- **DIRECTIONS FOR THIS TASK**: Transcribe the material word for word, but without the images.
--- START OF MATERIALS PROVIDED ---
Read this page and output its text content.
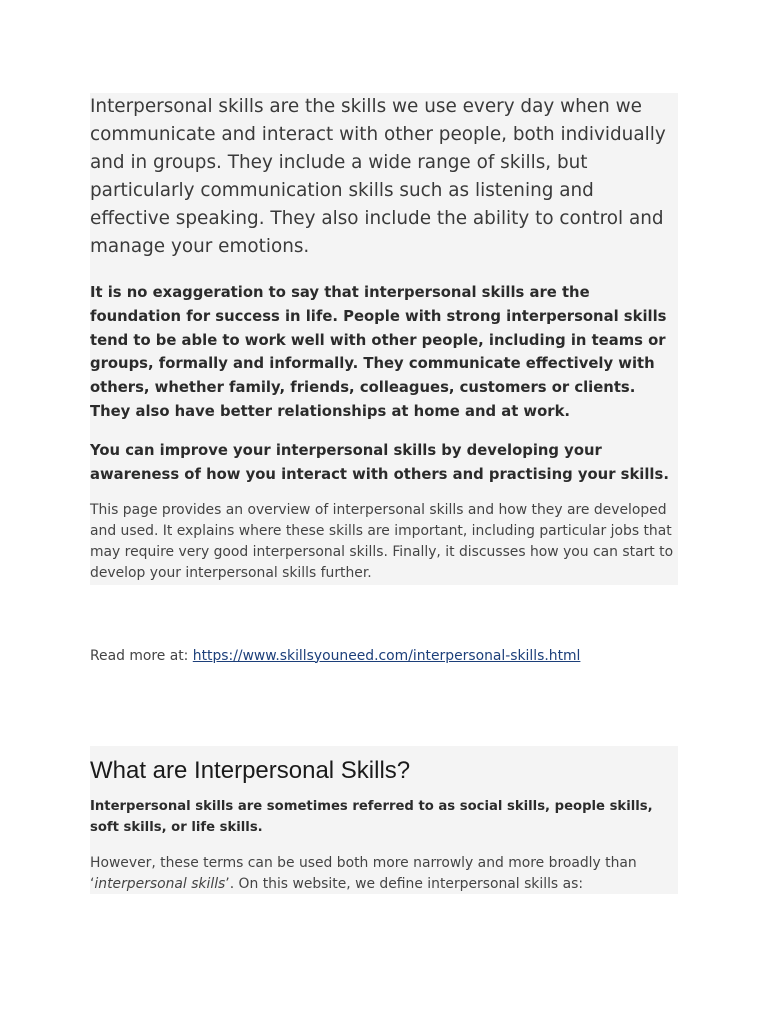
Interpersonal skills are the skills we use every day when we
communicate and interact with other people, both individually
and in groups. They include a wide range of skills, but
particularly communication skills such as listening and
effective speaking. They also include the ability to control and
manage your emotions.

It is no exaggeration to say that interpersonal skills are the
foundation for success in life. People with strong interpersonal skills
tend to be able to work well with other people, including in teams or
groups, formally and informally. They communicate effectively with
others, whether family, friends, colleagues, customers or clients.
They also have better relationships at home and at work.

You can improve your interpersonal skills by developing your
awareness of how you interact with others and practising your skills.

This page provides an overview of interpersonal skills and how they are developed
and used. It explains where these skills are important, including particular jobs that
may require very good interpersonal skills. Finally, it discusses how you can start to
develop your interpersonal skills further.

Read more at: https://www.skillsyouneed.com/interpersonal-skills.html
What are Interpersonal Skills?

Interpersonal skills are sometimes referred to as social skills, people skills,
soft skills, or life skills.

However, these terms can be used both more narrowly and more broadly than
‘interpersonal skills’. On this website, we define interpersonal skills as:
--- END OF MATERIALS PROVIDED ---
- **WRITTEN SOLUTION**:
Read this page and output its text content.
Interpersonal skills are the skills we use every day when we
communicate and interact with other people, both individually
and in groups. They include a wide range of skills, but
particularly communication skills such as listening and
effective speaking. They also include the ability to control and
manage your emotions.

It is no exaggeration to say that interpersonal skills are the
foundation for success in life. People with strong interpersonal skills
tend to be able to work well with other people, including in teams or
groups, formally and informally. They communicate effectively with
others, whether family, friends, colleagues, customers or clients.
They also have better relationships at home and at work.

You can improve your interpersonal skills by developing your
awareness of how you interact with others and practising your skills.

This page provides an overview of interpersonal skills and how they are developed
and used. It explains where these skills are important, including particular jobs that
may require very good interpersonal skills. Finally, it discusses how you can start to
develop your interpersonal skills further.

Read more at: https://www.skillsyouneed.com/interpersonal-skills.html
What are Interpersonal Skills?

Interpersonal skills are sometimes referred to as social skills, people skills,
soft skills, or life skills.

However, these terms can be used both more narrowly and more broadly than
‘interpersonal skills’. On this website, we define interpersonal skills as:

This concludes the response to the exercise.